Stored records
****************

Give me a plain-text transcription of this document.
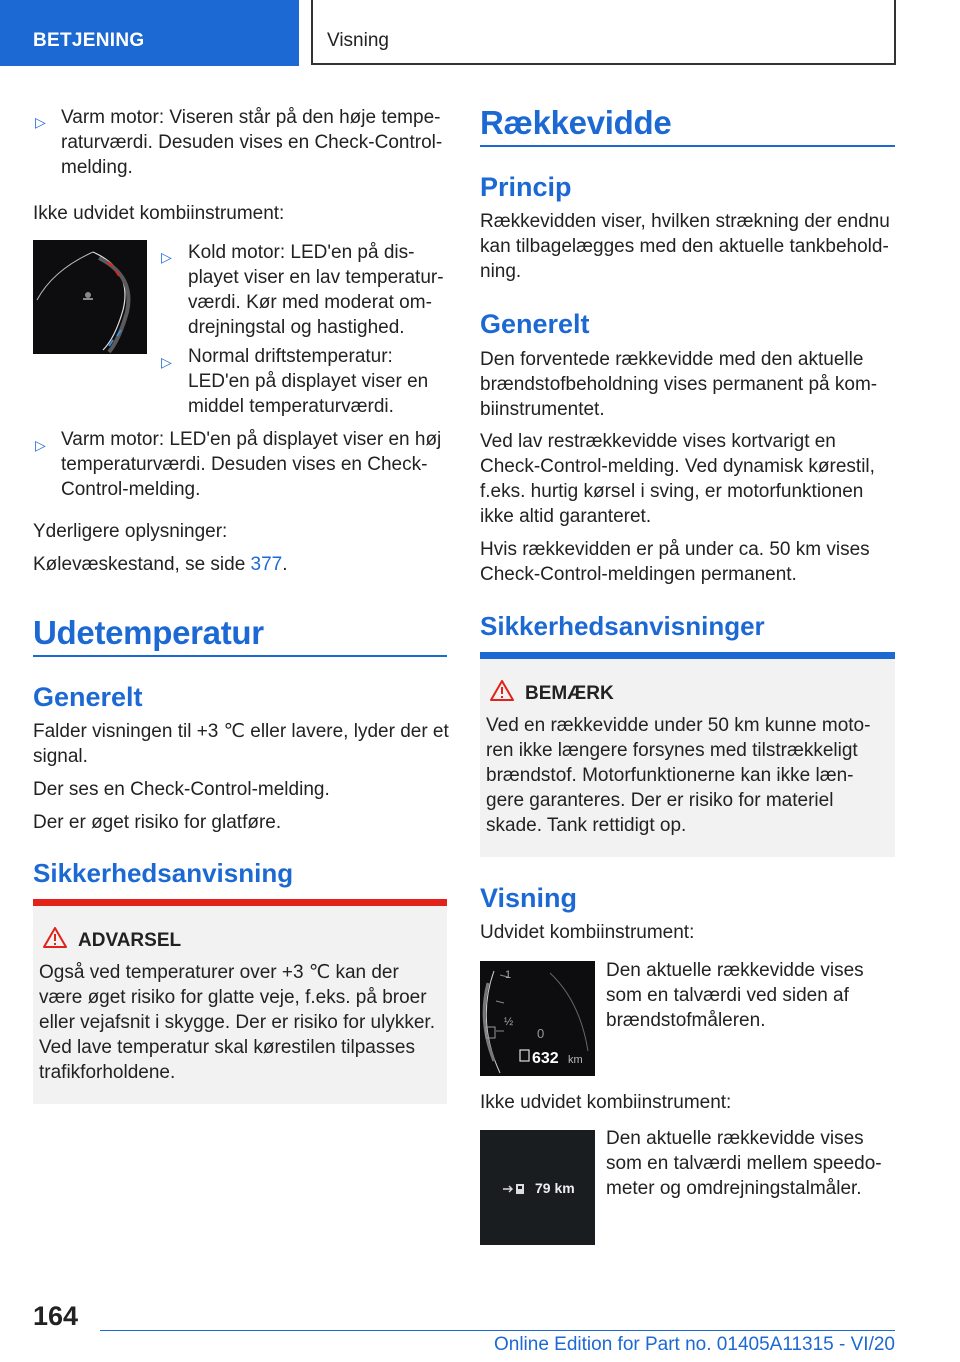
BETJENING	Visning
▷ Varm motor: Viseren står på den høje tempe-
raturværdi. Desuden vises en Check-Control-
melding.
Ikke udvidet kombiinstrument:
▷ Kold motor: LED'en på dis-
playet viser en lav temperatur-
værdi. Kør med moderat om-
drejningstal og hastighed.
▷ Normal driftstemperatur:
LED'en på displayet viser en
middel temperaturværdi.
▷ Varm motor: LED'en på displayet viser en høj
temperaturværdi. Desuden vises en Check-
Control-melding.
Yderligere oplysninger:
Kølevæskestand, se side 377.
Udetemperatur
Generelt
Falder visningen til +3 ℃ eller lavere, lyder der et
signal.
Der ses en Check-Control-melding.
Der er øget risiko for glatføre.
Sikkerhedsanvisning
ADVARSEL
Også ved temperaturer over +3 ℃ kan der
være øget risiko for glatte veje, f.eks. på broer
eller vejafsnit i skygge. Der er risiko for ulykker.
Ved lave temperatur skal kørestilen tilpasses
trafikforholdene.
Rækkevidde
Princip
Rækkevidden viser, hvilken strækning der endnu
kan tilbagelægges med den aktuelle tankbehold-
ning.
Generelt
Den forventede rækkevidde med den aktuelle
brændstofbeholdning vises permanent på kom-
biinstrumentet.
Ved lav restrækkevidde vises kortvarigt en
Check-Control-melding. Ved dynamisk kørestil,
f.eks. hurtig kørsel i sving, er motorfunktionen
ikke altid garanteret.
Hvis rækkevidden er på under ca. 50 km vises
Check-Control-meldingen permanent.
Sikkerhedsanvisninger
BEMÆRK
Ved en rækkevidde under 50 km kunne moto-
ren ikke længere forsynes med tilstrækkeligt
brændstof. Motorfunktionerne kan ikke læn-
gere garanteres. Der er risiko for materiel
skade. Tank rettidigt op.
Visning
Udvidet kombiinstrument:
1
½
0
632 km
Den aktuelle rækkevidde vises
som en talværdi ved siden af
brændstofmåleren.
Ikke udvidet kombiinstrument:
79 km
Den aktuelle rækkevidde vises
som en talværdi mellem speedo-
meter og omdrejningstalmåler.
164
Online Edition for Part no. 01405A11315 - VI/20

****************

→ **Task objective**:
Set down the complete material exactly, but do not include the images.

→ **Answer in full**:
Give me a plain-text transcription of this document.
BETJENING	Visning
▷ Varm motor: Viseren står på den høje tempe-
raturværdi. Desuden vises en Check-Control-
melding.
Ikke udvidet kombiinstrument:
▷ Kold motor: LED'en på dis-
playet viser en lav temperatur-
værdi. Kør med moderat om-
drejningstal og hastighed.
▷ Normal driftstemperatur:
LED'en på displayet viser en
middel temperaturværdi.
▷ Varm motor: LED'en på displayet viser en høj
temperaturværdi. Desuden vises en Check-
Control-melding.
Yderligere oplysninger:
Kølevæskestand, se side 377.
Udetemperatur
Generelt
Falder visningen til +3 ℃ eller lavere, lyder der et
signal.
Der ses en Check-Control-melding.
Der er øget risiko for glatføre.
Sikkerhedsanvisning
ADVARSEL
Også ved temperaturer over +3 ℃ kan der
være øget risiko for glatte veje, f.eks. på broer
eller vejafsnit i skygge. Der er risiko for ulykker.
Ved lave temperatur skal kørestilen tilpasses
trafikforholdene.
Rækkevidde
Princip
Rækkevidden viser, hvilken strækning der endnu
kan tilbagelægges med den aktuelle tankbehold-
ning.
Generelt
Den forventede rækkevidde med den aktuelle
brændstofbeholdning vises permanent på kom-
biinstrumentet.
Ved lav restrækkevidde vises kortvarigt en
Check-Control-melding. Ved dynamisk kørestil,
f.eks. hurtig kørsel i sving, er motorfunktionen
ikke altid garanteret.
Hvis rækkevidden er på under ca. 50 km vises
Check-Control-meldingen permanent.
Sikkerhedsanvisninger
BEMÆRK
Ved en rækkevidde under 50 km kunne moto-
ren ikke længere forsynes med tilstrækkeligt
brændstof. Motorfunktionerne kan ikke læn-
gere garanteres. Der er risiko for materiel
skade. Tank rettidigt op.
Visning
Udvidet kombiinstrument:
1
½
0
632 km
Den aktuelle rækkevidde vises
som en talværdi ved siden af
brændstofmåleren.
Ikke udvidet kombiinstrument:
79 km
Den aktuelle rækkevidde vises
som en talværdi mellem speedo-
meter og omdrejningstalmåler.
164
Online Edition for Part no. 01405A11315 - VI/20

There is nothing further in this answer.